» Source excerpt:
In considering, then, the training of the physicist no less than that of the practical engineer, it is necessary to keep two points steadily in view. The first is a full understanding of the primary laws which lie at the basis of all physical investigations, and the second is the ability to apply those laws to specific cases. Simple as are the laws and the methods of applying them, only those who have attempted to teach the subject know how difficult it is for even the best students to acquire a thorough working knowledge of them and how rare it is for the average student to solve the simplest problems when the latter are anything more than mere applications of results previously obtained. The ability to do this is usually obtained only by long practise, and the time at present devoted to acquiring the facility necessary for success is quite inadequate. To take a simple example. Most of the volumes on the calculus which are written solely for students of engineering and physics contain nothing more than the parts which are necessary to understand the mathematics used in solving physical problems. No thorough grasp of the subject is obtained in this way; the student obtains knowledge sufficient perhaps to understand what is presented to him in a finished form, but there is no margin left for independent work on problems which lie a little off the main track.

Professor Webster has fully recognized this fact. It is true that he presupposes only an elementary knowledge of the calculus and of the earlier parts of algebra and analytic geometry, but a student who wishes to make a serious study of the book will require to know these earlier parts thoroughly. Throughout the volume there is no attempt to slur or evade any difficulties because they are mathe

matical; practically every result obtained is fully worked out and in many parts the author takes his reader far beyond what is merely necessary. Moreover, he never allows himself to be drawn away from the main lines of his subject by side issues which have little or no bearing on the investigation in progress, and he has avoided the use of special mathematical artifices which are of value only in special problems, so that the methods used are those which can be applied to practically all the problems of dynamics.

Part I. consists of the development of the general principles of dynamics. In the first chapter the elements of kinematics and the laws of motion are briefly set forth. Then follows a chapter on special motions of a particle, which include parabolic, harmonic and constrained motions, pendulums and central forces. Professor Webster has avoided the doubtful practise of most of the English text-books which give a disproportionate amount of space to the last, but the eight pages on the spherical pendulum, although the problem is well worked out, might perhaps have been abbreviated by the omission of some of the figures and details. The next two chapters contain an unusually full development of the principles of work and energy and the methods of Lagrange and Hamilton. Here we find worked out, first, by the use of rectangular coordinates, and afterwards with generalized coordinates, D'Alembert's principle, canonical equations, least action, varying action, varying constraint, activity, etc. These chapters are important in view of the increasing prominence now given to methods which are of value in every department of mathematical physics, as Professor Webster shows by his use of them in the later parts of his book. This first part concludes with applications to oscillations in general and to cyclic motions. In dealing with the latter, special cases of the general methods of abstract dynamics are treated: ignoration of coordinates, effect of linear terms in the kinetic potential, gyroscopic terms, and so on. A few examples are worked out to illustrate the manner in which the various methods are to be used.

» Raw data:
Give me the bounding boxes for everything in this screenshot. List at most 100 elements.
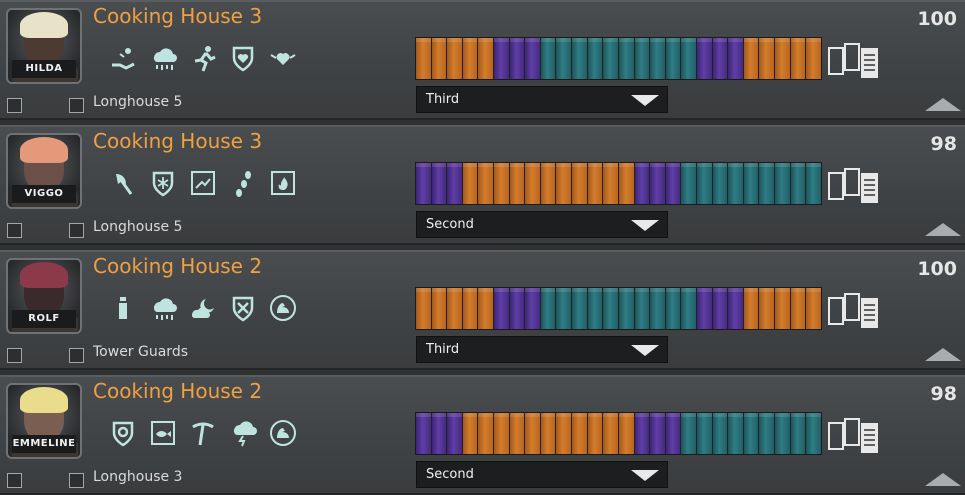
schedule-slot-work[interactable]	[509, 413, 525, 454]
shift-dropdown[interactable]: Second	[416, 211, 668, 238]
winged-heart-icon[interactable]	[268, 43, 298, 73]
collapse-arrow-icon[interactable]	[925, 223, 961, 236]
schedule-slot-sleep[interactable]	[712, 38, 728, 79]
gear-shield-icon[interactable]	[108, 418, 138, 448]
schedule-slot-leisure[interactable]	[587, 38, 603, 79]
schedule-slot-leisure[interactable]	[603, 288, 618, 329]
schedule-slot-leisure[interactable]	[650, 288, 665, 329]
schedule-slot-leisure[interactable]	[790, 163, 806, 204]
heart-shield-icon[interactable]	[228, 43, 258, 73]
rain-cloud-icon[interactable]	[148, 293, 178, 323]
frame-fire-icon[interactable]	[268, 168, 298, 198]
schedule-slot-leisure[interactable]	[759, 163, 775, 204]
schedule-slot-leisure[interactable]	[728, 163, 743, 204]
schedule-slot-sleep[interactable]	[728, 288, 743, 329]
schedule-slot-sleep[interactable]	[416, 413, 431, 454]
schedule-slot-sleep[interactable]	[650, 163, 665, 204]
schedule-slot-work[interactable]	[462, 413, 478, 454]
schedule-slot-work[interactable]	[790, 288, 806, 329]
schedule-slot-work[interactable]	[775, 288, 790, 329]
schedule-slot-leisure[interactable]	[728, 413, 743, 454]
schedule-slot-work[interactable]	[790, 38, 806, 79]
schedule-slot-work[interactable]	[478, 288, 494, 329]
schedule-slot-sleep[interactable]	[447, 163, 462, 204]
schedule-slot-work[interactable]	[416, 38, 431, 79]
shift-dropdown[interactable]: Third	[416, 86, 668, 113]
schedule-slot-leisure[interactable]	[603, 38, 618, 79]
storm-cloud-icon[interactable]	[228, 418, 258, 448]
schedule-slot-work[interactable]	[431, 288, 447, 329]
residence-checkbox[interactable]	[69, 348, 84, 363]
schedule-slot-sleep[interactable]	[696, 288, 712, 329]
schedule-slot-work[interactable]	[572, 163, 587, 204]
schedule-slot-leisure[interactable]	[587, 288, 603, 329]
frame-fish-icon[interactable]	[148, 418, 178, 448]
schedule-slot-leisure[interactable]	[681, 163, 696, 204]
schedule-slot-work[interactable]	[462, 288, 478, 329]
avatar[interactable]: HILDA	[6, 8, 82, 84]
residence-label[interactable]: Longhouse 3	[93, 469, 182, 485]
schedule-slot-leisure[interactable]	[775, 413, 790, 454]
schedule-slot-work[interactable]	[618, 413, 634, 454]
schedule-slot-sleep[interactable]	[494, 288, 509, 329]
residence-checkbox[interactable]	[69, 223, 84, 238]
schedule-slot-leisure[interactable]	[572, 38, 587, 79]
schedule-slot-leisure[interactable]	[743, 163, 759, 204]
schedule-slot-work[interactable]	[447, 288, 462, 329]
schedule-slot-sleep[interactable]	[634, 163, 650, 204]
schedule-slot-work[interactable]	[431, 38, 447, 79]
schedule-slot-work[interactable]	[806, 288, 821, 329]
schedule-slot-work[interactable]	[494, 413, 509, 454]
workplace-title[interactable]: Cooking House 2	[93, 377, 262, 405]
cloud-moon-icon[interactable]	[188, 293, 218, 323]
select-checkbox[interactable]	[7, 223, 22, 238]
workplace-title[interactable]: Cooking House 3	[93, 127, 262, 155]
schedule-slot-sleep[interactable]	[509, 288, 525, 329]
schedule-slot-sleep[interactable]	[665, 413, 681, 454]
schedule-slot-leisure[interactable]	[618, 288, 634, 329]
schedule-slot-work[interactable]	[540, 413, 556, 454]
schedule-slot-work[interactable]	[603, 163, 618, 204]
workplace-title[interactable]: Cooking House 3	[93, 2, 262, 30]
select-checkbox[interactable]	[7, 98, 22, 113]
schedule-slot-work[interactable]	[743, 38, 759, 79]
frame-splash-icon[interactable]	[188, 168, 218, 198]
axe-icon[interactable]	[108, 168, 138, 198]
schedule-slot-leisure[interactable]	[634, 288, 650, 329]
watering-hand-icon[interactable]	[108, 43, 138, 73]
schedule-slot-work[interactable]	[556, 413, 572, 454]
schedule-slot-work[interactable]	[572, 413, 587, 454]
collapse-arrow-icon[interactable]	[925, 348, 961, 361]
running-figure-icon[interactable]	[188, 43, 218, 73]
muscle-arm-icon[interactable]	[268, 418, 298, 448]
schedule-slot-work[interactable]	[478, 38, 494, 79]
schedule-slot-sleep[interactable]	[431, 163, 447, 204]
crossed-tools-shield-icon[interactable]	[228, 293, 258, 323]
schedule-slot-work[interactable]	[743, 288, 759, 329]
schedule-slot-sleep[interactable]	[525, 38, 540, 79]
schedule-slot-sleep[interactable]	[494, 38, 509, 79]
schedule-slot-work[interactable]	[494, 163, 509, 204]
schedule-slot-leisure[interactable]	[650, 38, 665, 79]
schedule-slot-sleep[interactable]	[431, 413, 447, 454]
schedule-slot-work[interactable]	[525, 413, 540, 454]
schedule-slot-leisure[interactable]	[681, 413, 696, 454]
schedule-slot-work[interactable]	[447, 38, 462, 79]
copy-schedule-icon[interactable]	[826, 289, 880, 329]
schedule-slot-leisure[interactable]	[806, 413, 821, 454]
schedule-slot-sleep[interactable]	[509, 38, 525, 79]
collapse-arrow-icon[interactable]	[925, 98, 961, 111]
schedule-slot-work[interactable]	[462, 163, 478, 204]
schedule-slot-sleep[interactable]	[634, 413, 650, 454]
residence-label[interactable]: Longhouse 5	[93, 219, 182, 235]
residence-checkbox[interactable]	[69, 98, 84, 113]
footprints-icon[interactable]	[228, 168, 258, 198]
schedule-slot-leisure[interactable]	[572, 288, 587, 329]
schedule-slot-leisure[interactable]	[696, 163, 712, 204]
schedule-slot-leisure[interactable]	[743, 413, 759, 454]
schedule-slot-work[interactable]	[525, 163, 540, 204]
schedule-slot-sleep[interactable]	[447, 413, 462, 454]
schedule-slot-sleep[interactable]	[650, 413, 665, 454]
rain-cloud-icon[interactable]	[148, 43, 178, 73]
schedule-slot-leisure[interactable]	[665, 288, 681, 329]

» What you need to do:
Which special motions of a particle does the review say are covered in the chapter on them? Answer from the review by itself, without drawing on the material.

» Task result:
- Parabolic motions
- Harmonic motions
- Constrained motions
- Pendulums
- Central forces